## WHAT YOU HAVE TO DO
Copy every line of the data exactly, leaving nothing out.

^^^^

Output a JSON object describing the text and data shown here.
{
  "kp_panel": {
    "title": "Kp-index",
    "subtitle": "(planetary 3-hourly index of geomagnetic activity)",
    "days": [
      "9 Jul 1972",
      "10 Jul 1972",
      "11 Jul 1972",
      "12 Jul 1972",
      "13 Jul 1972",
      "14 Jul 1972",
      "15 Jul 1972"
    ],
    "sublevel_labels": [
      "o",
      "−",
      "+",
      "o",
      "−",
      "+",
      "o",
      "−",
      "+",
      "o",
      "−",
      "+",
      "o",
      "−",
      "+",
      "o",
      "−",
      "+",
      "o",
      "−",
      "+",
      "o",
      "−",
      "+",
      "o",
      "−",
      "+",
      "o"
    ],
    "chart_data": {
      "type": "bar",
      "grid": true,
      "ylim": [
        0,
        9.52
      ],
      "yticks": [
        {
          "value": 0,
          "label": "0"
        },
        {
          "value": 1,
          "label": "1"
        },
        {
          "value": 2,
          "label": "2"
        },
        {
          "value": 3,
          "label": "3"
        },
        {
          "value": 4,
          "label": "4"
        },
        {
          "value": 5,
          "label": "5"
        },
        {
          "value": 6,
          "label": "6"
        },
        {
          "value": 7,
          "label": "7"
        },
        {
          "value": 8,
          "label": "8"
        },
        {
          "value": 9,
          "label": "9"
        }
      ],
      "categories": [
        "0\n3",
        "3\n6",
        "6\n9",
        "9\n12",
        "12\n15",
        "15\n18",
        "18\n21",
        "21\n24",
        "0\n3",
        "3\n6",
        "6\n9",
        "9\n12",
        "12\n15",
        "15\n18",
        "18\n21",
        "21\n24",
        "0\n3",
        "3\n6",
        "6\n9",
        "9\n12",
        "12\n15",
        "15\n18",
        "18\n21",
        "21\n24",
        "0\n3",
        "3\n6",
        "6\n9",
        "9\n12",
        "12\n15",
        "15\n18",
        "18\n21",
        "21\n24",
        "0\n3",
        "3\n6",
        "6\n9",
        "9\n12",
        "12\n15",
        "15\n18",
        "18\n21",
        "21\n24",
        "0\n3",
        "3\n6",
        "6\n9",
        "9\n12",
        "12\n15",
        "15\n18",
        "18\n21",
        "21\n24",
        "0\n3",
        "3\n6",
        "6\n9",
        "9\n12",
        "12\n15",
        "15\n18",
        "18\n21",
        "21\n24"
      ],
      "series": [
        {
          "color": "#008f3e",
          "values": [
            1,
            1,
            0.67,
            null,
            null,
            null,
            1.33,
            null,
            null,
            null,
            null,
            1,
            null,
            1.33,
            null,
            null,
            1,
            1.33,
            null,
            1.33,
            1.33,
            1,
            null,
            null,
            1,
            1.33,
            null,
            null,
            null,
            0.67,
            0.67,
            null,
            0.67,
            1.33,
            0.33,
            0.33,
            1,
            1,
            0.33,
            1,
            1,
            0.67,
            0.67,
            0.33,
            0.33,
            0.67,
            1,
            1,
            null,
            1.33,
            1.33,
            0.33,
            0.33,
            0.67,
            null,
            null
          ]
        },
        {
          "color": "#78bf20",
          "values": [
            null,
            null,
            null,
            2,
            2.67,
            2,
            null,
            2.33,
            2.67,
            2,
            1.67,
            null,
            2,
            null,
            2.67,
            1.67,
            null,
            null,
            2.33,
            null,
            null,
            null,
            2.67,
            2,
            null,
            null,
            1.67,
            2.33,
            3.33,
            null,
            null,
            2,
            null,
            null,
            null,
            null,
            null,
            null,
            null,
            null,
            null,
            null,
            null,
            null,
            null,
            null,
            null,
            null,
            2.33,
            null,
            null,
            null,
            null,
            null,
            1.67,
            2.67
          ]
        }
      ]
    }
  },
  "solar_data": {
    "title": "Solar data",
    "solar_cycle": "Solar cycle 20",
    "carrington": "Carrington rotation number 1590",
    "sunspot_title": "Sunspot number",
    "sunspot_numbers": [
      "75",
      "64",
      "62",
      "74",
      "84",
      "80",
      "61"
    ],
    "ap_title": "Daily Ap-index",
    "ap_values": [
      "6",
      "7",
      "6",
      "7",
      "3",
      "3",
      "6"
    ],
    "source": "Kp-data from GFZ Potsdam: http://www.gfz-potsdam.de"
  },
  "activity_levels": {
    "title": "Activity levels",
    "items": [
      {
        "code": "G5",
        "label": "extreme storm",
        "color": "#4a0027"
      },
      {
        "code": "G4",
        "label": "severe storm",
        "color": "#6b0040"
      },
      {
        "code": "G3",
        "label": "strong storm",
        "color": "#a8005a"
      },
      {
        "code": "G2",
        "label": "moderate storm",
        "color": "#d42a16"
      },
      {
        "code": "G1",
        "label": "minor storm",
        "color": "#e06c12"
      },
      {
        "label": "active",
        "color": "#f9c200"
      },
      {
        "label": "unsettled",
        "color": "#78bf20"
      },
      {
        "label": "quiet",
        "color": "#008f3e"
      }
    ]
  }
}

^^^^

## PROBLEM SOLUTION
Output a JSON object describing the text and data shown here.
{
  "kp_panel": {
    "title": "Kp-index",
    "subtitle": "(planetary 3-hourly index of geomagnetic activity)",
    "days": [
      "9 Jul 1972",
      "10 Jul 1972",
      "11 Jul 1972",
      "12 Jul 1972",
      "13 Jul 1972",
      "14 Jul 1972",
      "15 Jul 1972"
    ],
    "sublevel_labels": [
      "o",
      "−",
      "+",
      "o",
      "−",
      "+",
      "o",
      "−",
      "+",
      "o",
      "−",
      "+",
      "o",
      "−",
      "+",
      "o",
      "−",
      "+",
      "o",
      "−",
      "+",
      "o",
      "−",
      "+",
      "o",
      "−",
      "+",
      "o"
    ],
    "chart_data": {
      "type": "bar",
      "grid": true,
      "ylim": [
        0,
        9.52
      ],
      "yticks": [
        {
          "value": 0,
          "label": "0"
        },
        {
          "value": 1,
          "label": "1"
        },
        {
          "value": 2,
          "label": "2"
        },
        {
          "value": 3,
          "label": "3"
        },
        {
          "value": 4,
          "label": "4"
        },
        {
          "value": 5,
          "label": "5"
        },
        {
          "value": 6,
          "label": "6"
        },
        {
          "value": 7,
          "label": "7"
        },
        {
          "value": 8,
          "label": "8"
        },
        {
          "value": 9,
          "label": "9"
        }
      ],
      "categories": [
        "0\n3",
        "3\n6",
        "6\n9",
        "9\n12",
        "12\n15",
        "15\n18",
        "18\n21",
        "21\n24",
        "0\n3",
        "3\n6",
        "6\n9",
        "9\n12",
        "12\n15",
        "15\n18",
        "18\n21",
        "21\n24",
        "0\n3",
        "3\n6",
        "6\n9",
        "9\n12",
        "12\n15",
        "15\n18",
        "18\n21",
        "21\n24",
        "0\n3",
        "3\n6",
        "6\n9",
        "9\n12",
        "12\n15",
        "15\n18",
        "18\n21",
        "21\n24",
        "0\n3",
        "3\n6",
        "6\n9",
        "9\n12",
        "12\n15",
        "15\n18",
        "18\n21",
        "21\n24",
        "0\n3",
        "3\n6",
        "6\n9",
        "9\n12",
        "12\n15",
        "15\n18",
        "18\n21",
        "21\n24",
        "0\n3",
        "3\n6",
        "6\n9",
        "9\n12",
        "12\n15",
        "15\n18",
        "18\n21",
        "21\n24"
      ],
      "series": [
        {
          "color": "#008f3e",
          "values": [
            1,
            1,
            0.67,
            null,
            null,
            null,
            1.33,
            null,
            null,
            null,
            null,
            1,
            null,
            1.33,
            null,
            null,
            1,
            1.33,
            null,
            1.33,
            1.33,
            1,
            null,
            null,
            1,
            1.33,
            null,
            null,
            null,
            0.67,
            0.67,
            null,
            0.67,
            1.33,
            0.33,
            0.33,
            1,
            1,
            0.33,
            1,
            1,
            0.67,
            0.67,
            0.33,
            0.33,
            0.67,
            1,
            1,
            null,
            1.33,
            1.33,
            0.33,
            0.33,
            0.67,
            null,
            null
          ]
        },
        {
          "color": "#78bf20",
          "values": [
            null,
            null,
            null,
            2,
            2.67,
            2,
            null,
            2.33,
            2.67,
            2,
            1.67,
            null,
            2,
            null,
            2.67,
            1.67,
            null,
            null,
            2.33,
            null,
            null,
            null,
            2.67,
            2,
            null,
            null,
            1.67,
            2.33,
            3.33,
            null,
            null,
            2,
            null,
            null,
            null,
            null,
            null,
            null,
            null,
            null,
            null,
            null,
            null,
            null,
            null,
            null,
            null,
            null,
            2.33,
            null,
            null,
            null,
            null,
            null,
            1.67,
            2.67
          ]
        }
      ]
    }
  },
  "solar_data": {
    "title": "Solar data",
    "solar_cycle": "Solar cycle 20",
    "carrington": "Carrington rotation number 1590",
    "sunspot_title": "Sunspot number",
    "sunspot_numbers": [
      "75",
      "64",
      "62",
      "74",
      "84",
      "80",
      "61"
    ],
    "ap_title": "Daily Ap-index",
    "ap_values": [
      "6",
      "7",
      "6",
      "7",
      "3",
      "3",
      "6"
    ],
    "source": "Kp-data from GFZ Potsdam: http://www.gfz-potsdam.de"
  },
  "activity_levels": {
    "title": "Activity levels",
    "items": [
      {
        "code": "G5",
        "label": "extreme storm",
        "color": "#4a0027"
      },
      {
        "code": "G4",
        "label": "severe storm",
        "color": "#6b0040"
      },
      {
        "code": "G3",
        "label": "strong storm",
        "color": "#a8005a"
      },
      {
        "code": "G2",
        "label": "moderate storm",
        "color": "#d42a16"
      },
      {
        "code": "G1",
        "label": "minor storm",
        "color": "#e06c12"
      },
      {
        "label": "active",
        "color": "#f9c200"
      },
      {
        "label": "unsettled",
        "color": "#78bf20"
      },
      {
        "label": "quiet",
        "color": "#008f3e"
      }
    ]
  }
}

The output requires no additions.